**Page text**
A and B each gamble on a lucky game: if rolls Head, win 3 times the bet amount, else just lose the bet.

A bets 1/3 of her wealth every time, B bets 1/2 of his wealth every time. What is expected profit after 1000 games?

In [34]:
import random

a,b = [], []
for i in range(10000):
    A,B = 1, 1
    for _ in range(100):
        if random.randint(0,1) == 1:
            A = A*5/3
            B = 1/2 * B
        else:
            A = A * 2/3
            B = 2 * B
    a.append(A)
    b.append(B)

sum(a)/10000, sum(b)/10000


(5795620.188276811, 43002225.614707455)

In [33]:
(5/4)**100

4909093465.297727

Throw dice until 6. When a six is rolled, if this is the nth roll, receives payoff of n/6. 

What is the fair value?

1/6 * 1/6 + 5/6 *1/6 * 2/6 + (5/6)^2 *1/6 * 3/6 + ... = 1

In [39]:
pays = []
N = 100000
for _ in range(N):
    count = 0
    while random.randint(1,6) != 6:
        count += 1
    count += 1
    payoff = count / 6
    pays.append(payoff)

**Exercise**
Write out the notebook text above on the betting game and the dice rolls, reproducing every line unchanged.

**Data rows**
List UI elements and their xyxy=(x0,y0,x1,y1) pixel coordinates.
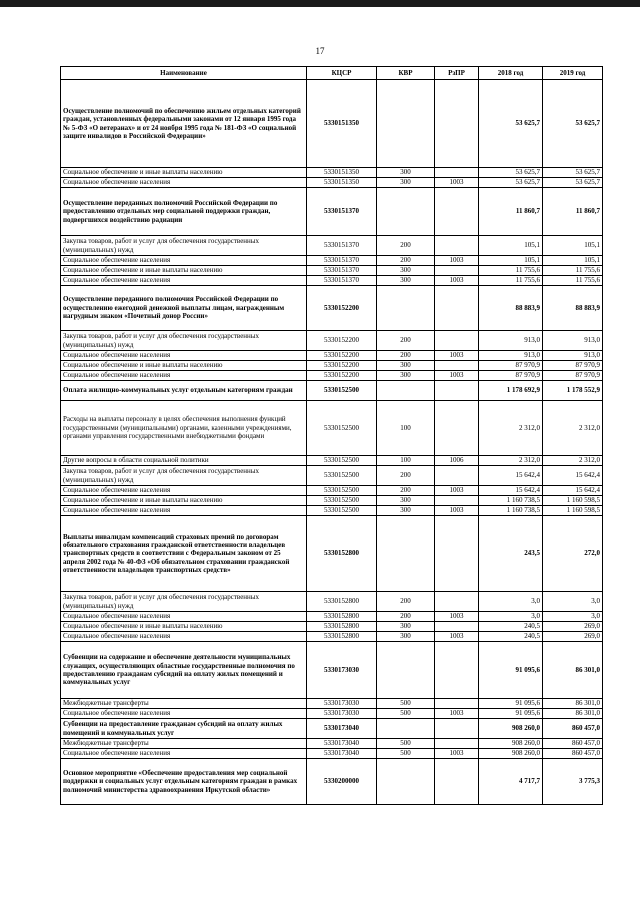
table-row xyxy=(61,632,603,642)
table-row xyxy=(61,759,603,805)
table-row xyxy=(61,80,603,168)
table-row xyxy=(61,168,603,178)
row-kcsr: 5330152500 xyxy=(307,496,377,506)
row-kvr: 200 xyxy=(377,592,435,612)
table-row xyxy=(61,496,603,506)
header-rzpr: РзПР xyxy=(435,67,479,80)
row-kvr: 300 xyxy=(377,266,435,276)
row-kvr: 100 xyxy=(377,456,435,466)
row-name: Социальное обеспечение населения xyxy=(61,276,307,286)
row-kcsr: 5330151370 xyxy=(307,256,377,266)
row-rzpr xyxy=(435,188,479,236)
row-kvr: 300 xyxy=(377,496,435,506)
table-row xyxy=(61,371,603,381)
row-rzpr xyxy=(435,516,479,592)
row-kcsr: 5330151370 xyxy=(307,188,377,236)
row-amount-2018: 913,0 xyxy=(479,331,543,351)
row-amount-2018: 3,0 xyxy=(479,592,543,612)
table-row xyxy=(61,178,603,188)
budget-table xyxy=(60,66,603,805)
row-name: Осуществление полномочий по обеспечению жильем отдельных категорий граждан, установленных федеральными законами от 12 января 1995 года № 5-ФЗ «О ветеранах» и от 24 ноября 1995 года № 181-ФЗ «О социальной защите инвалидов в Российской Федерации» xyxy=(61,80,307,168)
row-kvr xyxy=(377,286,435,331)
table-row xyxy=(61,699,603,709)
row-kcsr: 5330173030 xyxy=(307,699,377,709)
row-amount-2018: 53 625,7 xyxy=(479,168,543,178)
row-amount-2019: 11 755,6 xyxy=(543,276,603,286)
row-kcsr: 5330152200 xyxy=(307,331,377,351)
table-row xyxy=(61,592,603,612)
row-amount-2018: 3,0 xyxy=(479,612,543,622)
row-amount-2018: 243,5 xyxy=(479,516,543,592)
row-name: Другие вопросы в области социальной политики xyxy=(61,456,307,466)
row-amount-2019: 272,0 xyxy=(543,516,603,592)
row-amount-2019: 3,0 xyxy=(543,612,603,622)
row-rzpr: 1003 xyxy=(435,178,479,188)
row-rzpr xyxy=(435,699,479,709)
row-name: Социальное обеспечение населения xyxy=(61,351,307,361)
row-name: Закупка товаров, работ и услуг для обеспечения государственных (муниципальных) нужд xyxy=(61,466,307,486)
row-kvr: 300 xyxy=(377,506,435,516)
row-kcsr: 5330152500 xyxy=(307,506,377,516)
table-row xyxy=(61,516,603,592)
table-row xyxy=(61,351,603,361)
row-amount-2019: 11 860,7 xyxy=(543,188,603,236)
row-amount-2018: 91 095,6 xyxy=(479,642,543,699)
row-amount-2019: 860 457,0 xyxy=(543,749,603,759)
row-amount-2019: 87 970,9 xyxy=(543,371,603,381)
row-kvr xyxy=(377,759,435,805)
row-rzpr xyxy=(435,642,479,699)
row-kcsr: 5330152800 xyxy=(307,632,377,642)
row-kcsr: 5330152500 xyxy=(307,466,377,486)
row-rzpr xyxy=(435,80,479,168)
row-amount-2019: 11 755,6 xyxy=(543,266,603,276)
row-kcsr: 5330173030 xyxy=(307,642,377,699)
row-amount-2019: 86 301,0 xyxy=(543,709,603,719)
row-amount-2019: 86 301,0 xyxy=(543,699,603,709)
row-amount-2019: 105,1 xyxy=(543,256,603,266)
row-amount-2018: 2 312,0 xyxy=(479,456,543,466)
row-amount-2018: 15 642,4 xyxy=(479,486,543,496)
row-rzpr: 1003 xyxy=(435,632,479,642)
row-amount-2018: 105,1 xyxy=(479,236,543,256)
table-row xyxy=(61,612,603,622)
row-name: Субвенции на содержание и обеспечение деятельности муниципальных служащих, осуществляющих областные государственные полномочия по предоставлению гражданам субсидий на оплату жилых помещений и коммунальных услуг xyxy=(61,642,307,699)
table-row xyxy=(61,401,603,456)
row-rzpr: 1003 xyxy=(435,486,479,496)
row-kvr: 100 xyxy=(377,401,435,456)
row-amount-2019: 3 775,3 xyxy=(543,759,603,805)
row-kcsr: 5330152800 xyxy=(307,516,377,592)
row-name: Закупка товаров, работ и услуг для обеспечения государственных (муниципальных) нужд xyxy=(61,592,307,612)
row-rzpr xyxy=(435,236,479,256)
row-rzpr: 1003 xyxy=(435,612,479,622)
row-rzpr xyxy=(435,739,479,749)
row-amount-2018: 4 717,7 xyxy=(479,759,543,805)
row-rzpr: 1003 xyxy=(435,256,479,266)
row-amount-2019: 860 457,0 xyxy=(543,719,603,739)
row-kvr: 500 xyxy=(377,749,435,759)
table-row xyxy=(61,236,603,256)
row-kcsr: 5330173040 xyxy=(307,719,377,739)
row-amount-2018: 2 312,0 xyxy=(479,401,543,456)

**Task output**
A and B each gamble on a lucky game: if rolls Head, win 3 times the bet amount, else just lose the bet.

A bets 1/3 of her wealth every time, B bets 1/2 of his wealth every time. What is expected profit after 1000 games?

In [34]:
import random

a,b = [], []
for i in range(10000):
    A,B = 1, 1
    for _ in range(100):
        if random.randint(0,1) == 1:
            A = A*5/3
            B = 1/2 * B
        else:
            A = A * 2/3
            B = 2 * B
    a.append(A)
    b.append(B)

sum(a)/10000, sum(b)/10000


(5795620.188276811, 43002225.614707455)

In [33]:
(5/4)**100

4909093465.297727

Throw dice until 6. When a six is rolled, if this is the nth roll, receives payoff of n/6. 

What is the fair value?

1/6 * 1/6 + 5/6 *1/6 * 2/6 + (5/6)^2 *1/6 * 3/6 + ... = 1

In [39]:
pays = []
N = 100000
for _ in range(N):
    count = 0
    while random.randint(1,6) != 6:
        count += 1
    count += 1
    payoff = count / 6
    pays.append(payoff)